**TO BE DONE**. Quote the whole listing exactly. Leave the pictures out of your copy.

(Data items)
** Begin **

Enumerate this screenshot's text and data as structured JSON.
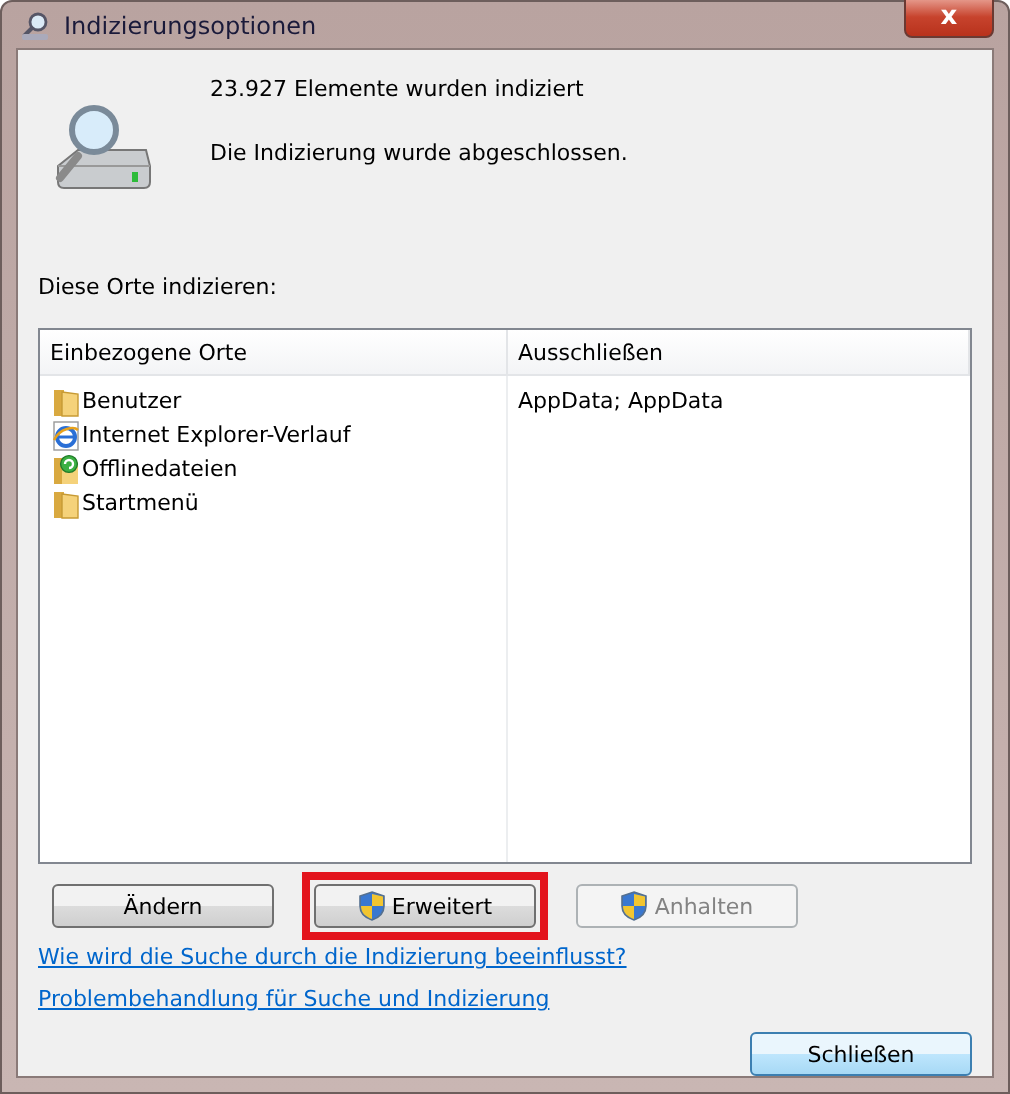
{
  "window": {
    "title": "Indizierungsoptionen",
    "close_label": "x"
  },
  "status": {
    "count_text": "23.927 Elemente wurden indiziert",
    "state_text": "Die Indizierung wurde abgeschlossen."
  },
  "locations_label": "Diese Orte indizieren:",
  "table": {
    "columns": [
      "Einbezogene Orte",
      "Ausschließen"
    ],
    "rows": [
      {
        "kind": "folder",
        "name": "Benutzer",
        "exclude": "AppData; AppData"
      },
      {
        "kind": "browser",
        "name": "Internet Explorer-Verlauf"
      },
      {
        "kind": "offline",
        "name": "Offlinedateien"
      },
      {
        "kind": "folder",
        "name": "Startmenü"
      }
    ]
  },
  "buttons": [
    {
      "label": "Ändern",
      "shield": false,
      "disabled": false,
      "highlighted": false
    },
    {
      "label": "Erweitert",
      "shield": true,
      "disabled": false,
      "highlighted": true
    },
    {
      "label": "Anhalten",
      "shield": true,
      "disabled": true,
      "highlighted": false
    }
  ],
  "links": [
    "Wie wird die Suche durch die Indizierung beeinflusst?",
    "Problembehandlung für Suche und Indizierung"
  ],
  "close_button": "Schließen"
}
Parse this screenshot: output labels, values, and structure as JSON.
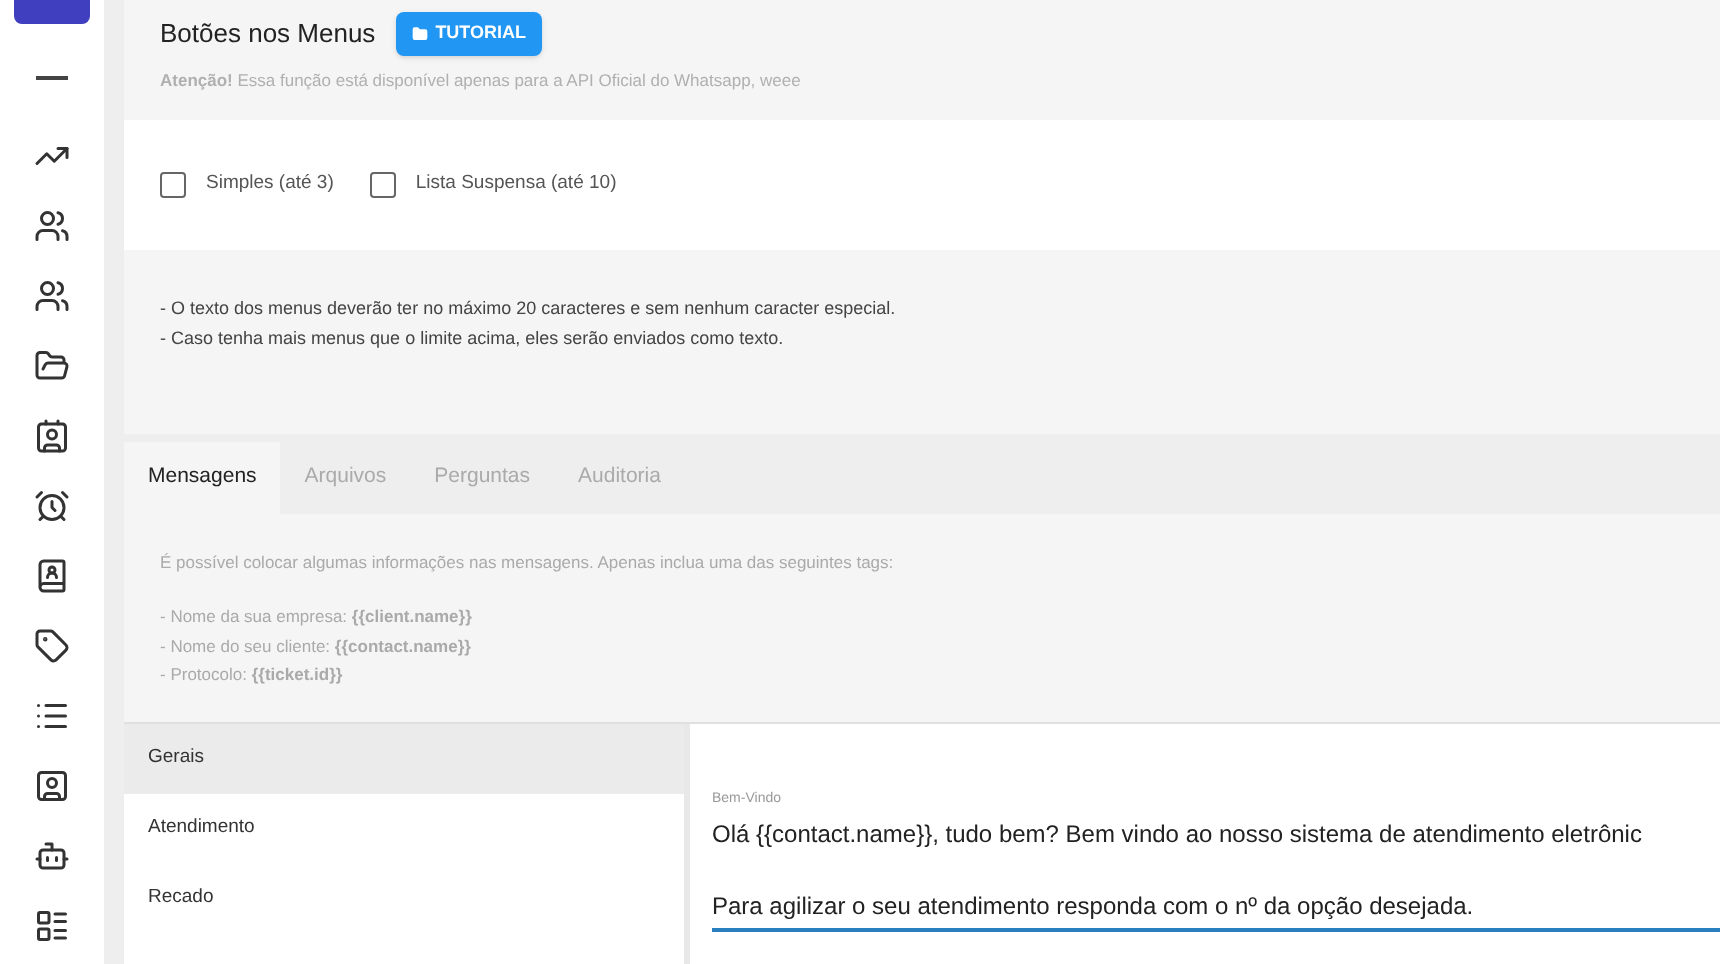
{
  "header": {
    "title": "Botões nos Menus",
    "tutorial_button": "TUTORIAL",
    "notice": "**Atenção!** Essa função está disponível apenas para a API Oficial do Whatsapp, weee"
  },
  "options": [
    {
      "label": "Simples (até 3)",
      "checked": false
    },
    {
      "label": "Lista Suspensa (até 10)",
      "checked": false
    }
  ],
  "rules": [
    "- O texto dos menus deverão ter no máximo 20 caracteres e sem nenhum caracter especial.",
    "- Caso tenha mais menus que o limite acima, eles serão enviados como texto."
  ],
  "tabs": [
    {
      "label": "Mensagens",
      "selected": true
    },
    {
      "label": "Arquivos",
      "selected": false
    },
    {
      "label": "Perguntas",
      "selected": false
    },
    {
      "label": "Auditoria",
      "selected": false
    }
  ],
  "info": {
    "intro": "É possível colocar algumas informações nas mensagens. Apenas inclua uma das seguintes tags:",
    "tags": [
      "- Nome da sua empresa: **{{client.name}}**",
      "- Nome do seu cliente: **{{contact.name}}**",
      "- Protocolo: **{{ticket.id}}**"
    ]
  },
  "message_types": [
    {
      "label": "Gerais",
      "selected": true
    },
    {
      "label": "Atendimento",
      "selected": false
    },
    {
      "label": "Recado",
      "selected": false
    }
  ],
  "field": {
    "label": "Bem-Vindo",
    "lines": [
      "Olá {{contact.name}}, tudo bem? Bem vindo ao nosso sistema de atendimento eletrônic",
      "Para agilizar o seu atendimento responda com o nº da opção desejada."
    ]
  }
}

** End **

**FINISHED EXERCISE**.
Enumerate this screenshot's text and data as structured JSON.
{
  "window": {
    "title": "Indizierungsoptionen",
    "close_label": "x"
  },
  "status": {
    "count_text": "23.927 Elemente wurden indiziert",
    "state_text": "Die Indizierung wurde abgeschlossen."
  },
  "locations_label": "Diese Orte indizieren:",
  "table": {
    "columns": [
      "Einbezogene Orte",
      "Ausschließen"
    ],
    "rows": [
      {
        "kind": "folder",
        "name": "Benutzer",
        "exclude": "AppData; AppData"
      },
      {
        "kind": "browser",
        "name": "Internet Explorer-Verlauf"
      },
      {
        "kind": "offline",
        "name": "Offlinedateien"
      },
      {
        "kind": "folder",
        "name": "Startmenü"
      }
    ]
  },
  "buttons": [
    {
      "label": "Ändern",
      "shield": false,
      "disabled": false,
      "highlighted": false
    },
    {
      "label": "Erweitert",
      "shield": true,
      "disabled": false,
      "highlighted": true
    },
    {
      "label": "Anhalten",
      "shield": true,
      "disabled": true,
      "highlighted": false
    }
  ],
  "links": [
    "Wie wird die Suche durch die Indizierung beeinflusst?",
    "Problembehandlung für Suche und Indizierung"
  ],
  "close_button": "Schließen"
}
Parse this screenshot: output labels, values, and structure as JSON.
{
  "header": {
    "title": "Botões nos Menus",
    "tutorial_button": "TUTORIAL",
    "notice": "**Atenção!** Essa função está disponível apenas para a API Oficial do Whatsapp, weee"
  },
  "options": [
    {
      "label": "Simples (até 3)",
      "checked": false
    },
    {
      "label": "Lista Suspensa (até 10)",
      "checked": false
    }
  ],
  "rules": [
    "- O texto dos menus deverão ter no máximo 20 caracteres e sem nenhum caracter especial.",
    "- Caso tenha mais menus que o limite acima, eles serão enviados como texto."
  ],
  "tabs": [
    {
      "label": "Mensagens",
      "selected": true
    },
    {
      "label": "Arquivos",
      "selected": false
    },
    {
      "label": "Perguntas",
      "selected": false
    },
    {
      "label": "Auditoria",
      "selected": false
    }
  ],
  "info": {
    "intro": "É possível colocar algumas informações nas mensagens. Apenas inclua uma das seguintes tags:",
    "tags": [
      "- Nome da sua empresa: **{{client.name}}**",
      "- Nome do seu cliente: **{{contact.name}}**",
      "- Protocolo: **{{ticket.id}}**"
    ]
  },
  "message_types": [
    {
      "label": "Gerais",
      "selected": true
    },
    {
      "label": "Atendimento",
      "selected": false
    },
    {
      "label": "Recado",
      "selected": false
    }
  ],
  "field": {
    "label": "Bem-Vindo",
    "lines": [
      "Olá {{contact.name}}, tudo bem? Bem vindo ao nosso sistema de atendimento eletrônic",
      "Para agilizar o seu atendimento responda com o nº da opção desejada."
    ]
  }
}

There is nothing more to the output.